» **Task description**: Return a copy of every line in the records that includes the word "minimum".
— START OF Given records —
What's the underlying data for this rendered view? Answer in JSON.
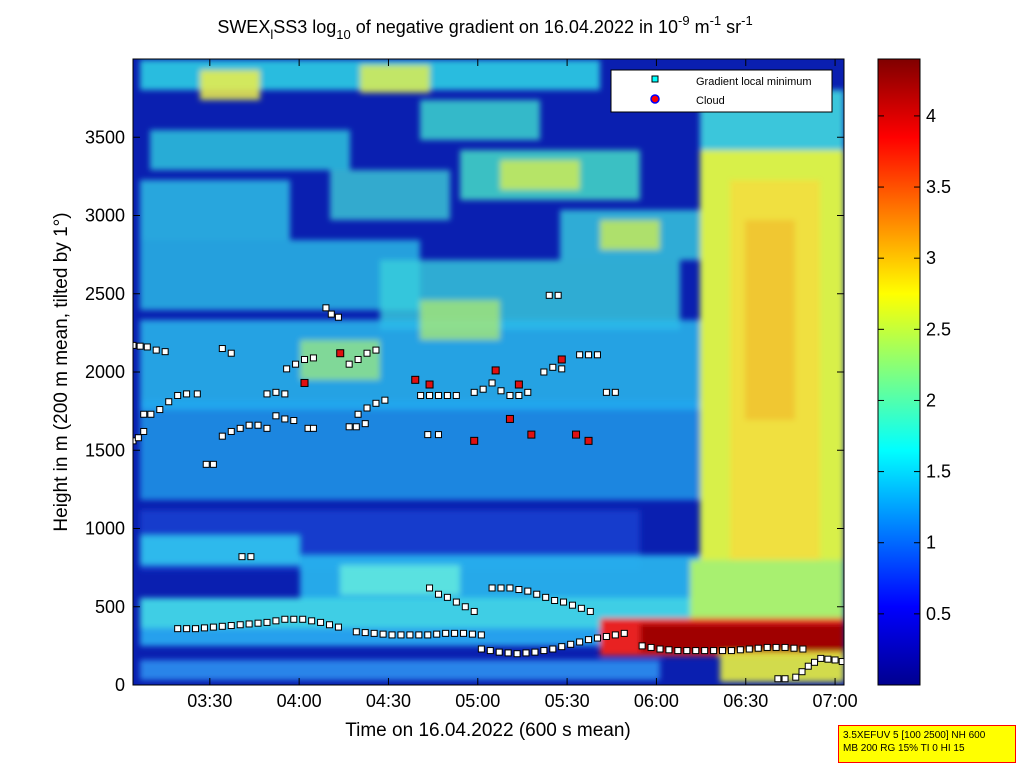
{
  "chart_data": {
    "type": "heatmap",
    "title": {
      "prefix": "SWEX",
      "prefix_sub": "l",
      "middle": "SS3 log",
      "log_sub": "10",
      "rest": " of negative gradient on 16.04.2022 in 10",
      "exp1": "-9",
      "unit1": " m",
      "exp2": "-1",
      "unit2": " sr",
      "exp3": "-1"
    },
    "xlabel": "Time on 16.04.2022 (600 s mean)",
    "ylabel": "Height in m (200 m mean, tilted by 1°)",
    "x_ticks": [
      "03:30",
      "04:00",
      "04:30",
      "05:00",
      "05:30",
      "06:00",
      "06:30",
      "07:00"
    ],
    "x_tick_hours": [
      3.5,
      4.0,
      4.5,
      5.0,
      5.5,
      6.0,
      6.5,
      7.0
    ],
    "xlim_hours": [
      3.07,
      7.05
    ],
    "y_ticks": [
      "0",
      "500",
      "1000",
      "1500",
      "2000",
      "2500",
      "3000",
      "3500"
    ],
    "y_tick_values": [
      0,
      500,
      1000,
      1500,
      2000,
      2500,
      3000,
      3500
    ],
    "ylim": [
      0,
      4000
    ],
    "colorbar": {
      "range": [
        0,
        4.4
      ],
      "ticks": [
        "0.5",
        "1",
        "1.5",
        "2",
        "2.5",
        "3",
        "3.5",
        "4"
      ],
      "tick_values": [
        0.5,
        1,
        1.5,
        2,
        2.5,
        3,
        3.5,
        4
      ],
      "colormap": "jet"
    },
    "legend": {
      "placement": "top-right",
      "entries": [
        "Gradient local minimum",
        "Cloud"
      ]
    },
    "series": [
      {
        "name": "Gradient local minimum",
        "marker": "square",
        "segments": [
          {
            "x": [
              3.07,
              3.1,
              3.13
            ],
            "y": [
              1560,
              1580,
              1620
            ]
          },
          {
            "x": [
              3.13,
              3.17,
              3.22,
              3.27,
              3.32,
              3.37,
              3.43
            ],
            "y": [
              1730,
              1730,
              1760,
              1810,
              1850,
              1860,
              1860
            ]
          },
          {
            "x": [
              3.07,
              3.15,
              3.2,
              3.25
            ],
            "y": [
              2170,
              2160,
              2140,
              2130
            ]
          },
          {
            "x": [
              3.57,
              3.62,
              3.67,
              3.72,
              3.77,
              3.82
            ],
            "y": [
              1590,
              1620,
              1640,
              1660,
              1660,
              1640
            ]
          },
          {
            "x": [
              3.48,
              3.52
            ],
            "y": [
              1410,
              1410
            ]
          },
          {
            "x": [
              3.57,
              3.62
            ],
            "y": [
              2150,
              2120
            ]
          },
          {
            "x": [
              3.82,
              3.87,
              3.92
            ],
            "y": [
              1860,
              1870,
              1860
            ]
          },
          {
            "x": [
              3.87,
              3.92,
              3.97
            ],
            "y": [
              1720,
              1700,
              1690
            ]
          },
          {
            "x": [
              3.93,
              3.98,
              4.03,
              4.08
            ],
            "y": [
              2020,
              2050,
              2080,
              2090
            ]
          },
          {
            "x": [
              4.05,
              4.08
            ],
            "y": [
              1640,
              1640
            ]
          },
          {
            "x": [
              4.15,
              4.18,
              4.22
            ],
            "y": [
              2410,
              2370,
              2350
            ]
          },
          {
            "x": [
              4.28,
              4.32,
              4.37
            ],
            "y": [
              1650,
              1650,
              1670
            ]
          },
          {
            "x": [
              4.33,
              4.38,
              4.43,
              4.48
            ],
            "y": [
              1730,
              1770,
              1800,
              1820
            ]
          },
          {
            "x": [
              4.28,
              4.33,
              4.38,
              4.43
            ],
            "y": [
              2050,
              2080,
              2120,
              2140
            ]
          },
          {
            "x": [
              4.68,
              4.73,
              4.78,
              4.83,
              4.88
            ],
            "y": [
              1850,
              1850,
              1850,
              1850,
              1850
            ]
          },
          {
            "x": [
              4.72,
              4.78
            ],
            "y": [
              1600,
              1600
            ]
          },
          {
            "x": [
              4.98,
              5.03,
              5.08,
              5.13,
              5.18,
              5.23,
              5.28
            ],
            "y": [
              1870,
              1890,
              1930,
              1880,
              1850,
              1850,
              1870
            ]
          },
          {
            "x": [
              5.37,
              5.42,
              5.47
            ],
            "y": [
              2000,
              2030,
              2020
            ]
          },
          {
            "x": [
              5.4,
              5.45
            ],
            "y": [
              2490,
              2490
            ]
          },
          {
            "x": [
              5.57,
              5.62,
              5.67
            ],
            "y": [
              2110,
              2110,
              2110
            ]
          },
          {
            "x": [
              5.72,
              5.77
            ],
            "y": [
              1870,
              1870
            ]
          },
          {
            "x": [
              3.68,
              3.73
            ],
            "y": [
              820,
              820
            ]
          },
          {
            "x": [
              3.32,
              3.42,
              3.52,
              3.62,
              3.72,
              3.82,
              3.92,
              4.02,
              4.12,
              4.22
            ],
            "y": [
              360,
              360,
              370,
              380,
              390,
              400,
              420,
              420,
              400,
              370
            ]
          },
          {
            "x": [
              4.32,
              4.42,
              4.52,
              4.62,
              4.72,
              4.82,
              4.92,
              5.02
            ],
            "y": [
              340,
              330,
              320,
              320,
              320,
              330,
              330,
              320
            ]
          },
          {
            "x": [
              5.02,
              5.12,
              5.22,
              5.32,
              5.42,
              5.52,
              5.62,
              5.72,
              5.82
            ],
            "y": [
              230,
              210,
              200,
              210,
              230,
              260,
              290,
              310,
              330
            ]
          },
          {
            "x": [
              4.73,
              4.78,
              4.83,
              4.88,
              4.93,
              4.98
            ],
            "y": [
              620,
              580,
              560,
              530,
              500,
              470
            ]
          },
          {
            "x": [
              5.08,
              5.13,
              5.18,
              5.23,
              5.28,
              5.33,
              5.38,
              5.43,
              5.48,
              5.53,
              5.58,
              5.63
            ],
            "y": [
              620,
              620,
              620,
              610,
              600,
              580,
              560,
              540,
              530,
              510,
              490,
              470
            ]
          },
          {
            "x": [
              5.92,
              6.02,
              6.12,
              6.22,
              6.32,
              6.42,
              6.52,
              6.62,
              6.72,
              6.82
            ],
            "y": [
              250,
              230,
              220,
              220,
              220,
              220,
              230,
              240,
              240,
              230
            ]
          },
          {
            "x": [
              6.68,
              6.72,
              6.78,
              6.85,
              6.92,
              7.0,
              7.04
            ],
            "y": [
              40,
              40,
              50,
              120,
              170,
              160,
              150
            ]
          }
        ]
      },
      {
        "name": "Cloud",
        "marker": "circle",
        "points": {
          "x": [
            4.03,
            4.23,
            4.65,
            4.73,
            5.1,
            5.23,
            5.3,
            5.47,
            5.55,
            5.62,
            4.98,
            5.18
          ],
          "y": [
            1930,
            2120,
            1950,
            1920,
            2010,
            1920,
            1600,
            2080,
            1600,
            1560,
            1560,
            1700
          ]
        }
      }
    ]
  },
  "infobox": {
    "line1": "3.5XEFUV 5 [100 2500] NH 600",
    "line2": "MB 200 RG 15% TI 0 HI 15"
  }
}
— END OF Given records —
» **Solution to this problem**:
        "Gradient local minimum",
        "name": "Gradient local minimum",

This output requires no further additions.